--- WHAT THE TASK REQUIRES ---
Write out every line of the rows below as a JSON array of strings, one string per line, and leave out any blank lines.

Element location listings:
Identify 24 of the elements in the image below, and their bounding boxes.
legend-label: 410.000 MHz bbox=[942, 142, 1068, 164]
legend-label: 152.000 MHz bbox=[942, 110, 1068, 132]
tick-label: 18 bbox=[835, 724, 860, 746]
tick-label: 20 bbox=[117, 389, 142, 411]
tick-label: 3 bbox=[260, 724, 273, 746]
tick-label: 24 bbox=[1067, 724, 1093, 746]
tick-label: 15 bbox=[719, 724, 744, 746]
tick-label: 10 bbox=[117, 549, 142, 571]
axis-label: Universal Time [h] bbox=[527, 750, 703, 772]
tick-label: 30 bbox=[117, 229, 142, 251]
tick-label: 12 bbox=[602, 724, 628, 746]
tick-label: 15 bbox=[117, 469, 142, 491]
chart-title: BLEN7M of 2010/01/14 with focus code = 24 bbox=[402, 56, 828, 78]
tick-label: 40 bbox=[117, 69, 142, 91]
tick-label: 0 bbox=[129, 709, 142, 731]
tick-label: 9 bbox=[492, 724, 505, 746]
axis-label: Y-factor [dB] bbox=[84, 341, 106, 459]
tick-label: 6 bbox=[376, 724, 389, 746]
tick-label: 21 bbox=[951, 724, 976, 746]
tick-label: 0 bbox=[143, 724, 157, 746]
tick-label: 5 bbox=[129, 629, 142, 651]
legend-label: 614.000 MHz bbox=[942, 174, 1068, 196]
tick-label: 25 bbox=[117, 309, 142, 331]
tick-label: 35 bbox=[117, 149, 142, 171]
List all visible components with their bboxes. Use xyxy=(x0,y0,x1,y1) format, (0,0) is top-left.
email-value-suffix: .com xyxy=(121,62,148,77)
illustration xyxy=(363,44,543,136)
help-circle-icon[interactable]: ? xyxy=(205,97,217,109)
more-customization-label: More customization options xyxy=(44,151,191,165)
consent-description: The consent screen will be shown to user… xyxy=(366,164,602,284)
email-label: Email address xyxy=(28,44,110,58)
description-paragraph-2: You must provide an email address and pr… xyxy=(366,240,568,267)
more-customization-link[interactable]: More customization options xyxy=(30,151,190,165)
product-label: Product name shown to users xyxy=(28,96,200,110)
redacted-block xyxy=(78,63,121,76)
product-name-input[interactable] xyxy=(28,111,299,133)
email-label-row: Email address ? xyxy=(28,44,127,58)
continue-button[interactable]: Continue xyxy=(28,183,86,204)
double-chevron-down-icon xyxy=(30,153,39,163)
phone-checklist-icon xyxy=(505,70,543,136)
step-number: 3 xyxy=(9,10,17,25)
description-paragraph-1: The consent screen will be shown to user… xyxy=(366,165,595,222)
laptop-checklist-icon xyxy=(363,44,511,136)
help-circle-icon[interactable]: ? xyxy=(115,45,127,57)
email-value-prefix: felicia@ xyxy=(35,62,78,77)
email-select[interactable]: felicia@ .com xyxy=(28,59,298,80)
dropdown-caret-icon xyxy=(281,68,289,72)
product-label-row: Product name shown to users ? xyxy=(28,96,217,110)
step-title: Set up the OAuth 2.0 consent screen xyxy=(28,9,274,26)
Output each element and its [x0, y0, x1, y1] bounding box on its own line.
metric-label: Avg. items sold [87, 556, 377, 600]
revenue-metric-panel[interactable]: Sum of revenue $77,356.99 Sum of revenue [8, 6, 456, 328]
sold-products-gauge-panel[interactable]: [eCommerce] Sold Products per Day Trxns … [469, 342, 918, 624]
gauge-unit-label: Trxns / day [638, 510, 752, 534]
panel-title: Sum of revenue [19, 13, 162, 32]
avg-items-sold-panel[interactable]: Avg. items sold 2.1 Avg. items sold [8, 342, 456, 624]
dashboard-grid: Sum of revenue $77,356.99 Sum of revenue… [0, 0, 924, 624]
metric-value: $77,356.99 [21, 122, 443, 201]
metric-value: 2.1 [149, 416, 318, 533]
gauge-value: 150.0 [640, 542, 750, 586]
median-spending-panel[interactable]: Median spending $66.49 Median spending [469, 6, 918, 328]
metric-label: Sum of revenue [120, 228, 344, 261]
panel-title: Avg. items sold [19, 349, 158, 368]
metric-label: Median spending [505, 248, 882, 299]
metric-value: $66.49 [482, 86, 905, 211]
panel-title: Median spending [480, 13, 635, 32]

--- ANSWER BELOW ---
[
  "Identify 24 of the elements in the image below, and their bounding boxes.",
  "legend-label: 410.000 MHz bbox=[942, 142, 1068, 164]",
  "legend-label: 152.000 MHz bbox=[942, 110, 1068, 132]",
  "tick-label: 18 bbox=[835, 724, 860, 746]",
  "tick-label: 20 bbox=[117, 389, 142, 411]",
  "tick-label: 3 bbox=[260, 724, 273, 746]",
  "tick-label: 24 bbox=[1067, 724, 1093, 746]",
  "tick-label: 15 bbox=[719, 724, 744, 746]",
  "tick-label: 10 bbox=[117, 549, 142, 571]",
  "axis-label: Universal Time [h] bbox=[527, 750, 703, 772]",
  "tick-label: 30 bbox=[117, 229, 142, 251]",
  "tick-label: 12 bbox=[602, 724, 628, 746]",
  "tick-label: 15 bbox=[117, 469, 142, 491]",
  "chart-title: BLEN7M of 2010/01/14 with focus code = 24 bbox=[402, 56, 828, 78]",
  "tick-label: 40 bbox=[117, 69, 142, 91]",
  "tick-label: 0 bbox=[129, 709, 142, 731]",
  "tick-label: 9 bbox=[492, 724, 505, 746]",
  "axis-label: Y-factor [dB] bbox=[84, 341, 106, 459]",
  "tick-label: 6 bbox=[376, 724, 389, 746]",
  "tick-label: 21 bbox=[951, 724, 976, 746]",
  "tick-label: 0 bbox=[143, 724, 157, 746]",
  "tick-label: 5 bbox=[129, 629, 142, 651]",
  "legend-label: 614.000 MHz bbox=[942, 174, 1068, 196]",
  "tick-label: 25 bbox=[117, 309, 142, 331]",
  "tick-label: 35 bbox=[117, 149, 142, 171]",
  "List all visible components with their bboxes. Use xyxy=(x0,y0,x1,y1) format, (0,0) is top-left.",
  "email-value-suffix: .com xyxy=(121,62,148,77)",
  "illustration xyxy=(363,44,543,136)",
  "help-circle-icon[interactable]: ? xyxy=(205,97,217,109)",
  "more-customization-label: More customization options xyxy=(44,151,191,165)",
  "consent-description: The consent screen will be shown to user… xyxy=(366,164,602,284)",
  "email-label: Email address xyxy=(28,44,110,58)",
  "description-paragraph-2: You must provide an email address and pr… xyxy=(366,240,568,267)",
  "more-customization-link[interactable]: More customization options xyxy=(30,151,190,165)",
  "product-label: Product name shown to users xyxy=(28,96,200,110)",
  "redacted-block xyxy=(78,63,121,76)",
  "product-name-input[interactable] xyxy=(28,111,299,133)",
  "email-label-row: Email address ? xyxy=(28,44,127,58)",
  "continue-button[interactable]: Continue xyxy=(28,183,86,204)",
  "double-chevron-down-icon xyxy=(30,153,39,163)",
  "phone-checklist-icon xyxy=(505,70,543,136)",
  "step-number: 3 xyxy=(9,10,17,25)",
  "description-paragraph-1: The consent screen will be shown to user… xyxy=(366,165,595,222)",
  "laptop-checklist-icon xyxy=(363,44,511,136)",
  "help-circle-icon[interactable]: ? xyxy=(115,45,127,57)",
  "email-value-prefix: felicia@ xyxy=(35,62,78,77)",
  "email-select[interactable]: felicia@ .com xyxy=(28,59,298,80)",
  "dropdown-caret-icon xyxy=(281,68,289,72)",
  "product-label-row: Product name shown to users ? xyxy=(28,96,217,110)",
  "step-title: Set up the OAuth 2.0 consent screen xyxy=(28,9,274,26)",
  "Output each element and its [x0, y0, x1, y1] bounding box on its own line.",
  "metric-label: Avg. items sold [87, 556, 377, 600]",
  "revenue-metric-panel[interactable]: Sum of revenue $77,356.99 Sum of revenue [8, 6, 456, 328]",
  "sold-products-gauge-panel[interactable]: [eCommerce] Sold Products per Day Trxns … [469, 342, 918, 624]",
  "gauge-unit-label: Trxns / day [638, 510, 752, 534]",
  "panel-title: Sum of revenue [19, 13, 162, 32]",
  "avg-items-sold-panel[interactable]: Avg. items sold 2.1 Avg. items sold [8, 342, 456, 624]",
  "dashboard-grid: Sum of revenue $77,356.99 Sum of revenue… [0, 0, 924, 624]",
  "metric-value: $77,356.99 [21, 122, 443, 201]",
  "metric-value: 2.1 [149, 416, 318, 533]",
  "gauge-value: 150.0 [640, 542, 750, 586]",
  "median-spending-panel[interactable]: Median spending $66.49 Median spending [469, 6, 918, 328]",
  "metric-label: Sum of revenue [120, 228, 344, 261]",
  "panel-title: Avg. items sold [19, 349, 158, 368]",
  "metric-label: Median spending [505, 248, 882, 299]",
  "metric-value: $66.49 [482, 86, 905, 211]",
  "panel-title: Median spending [480, 13, 635, 32]"
]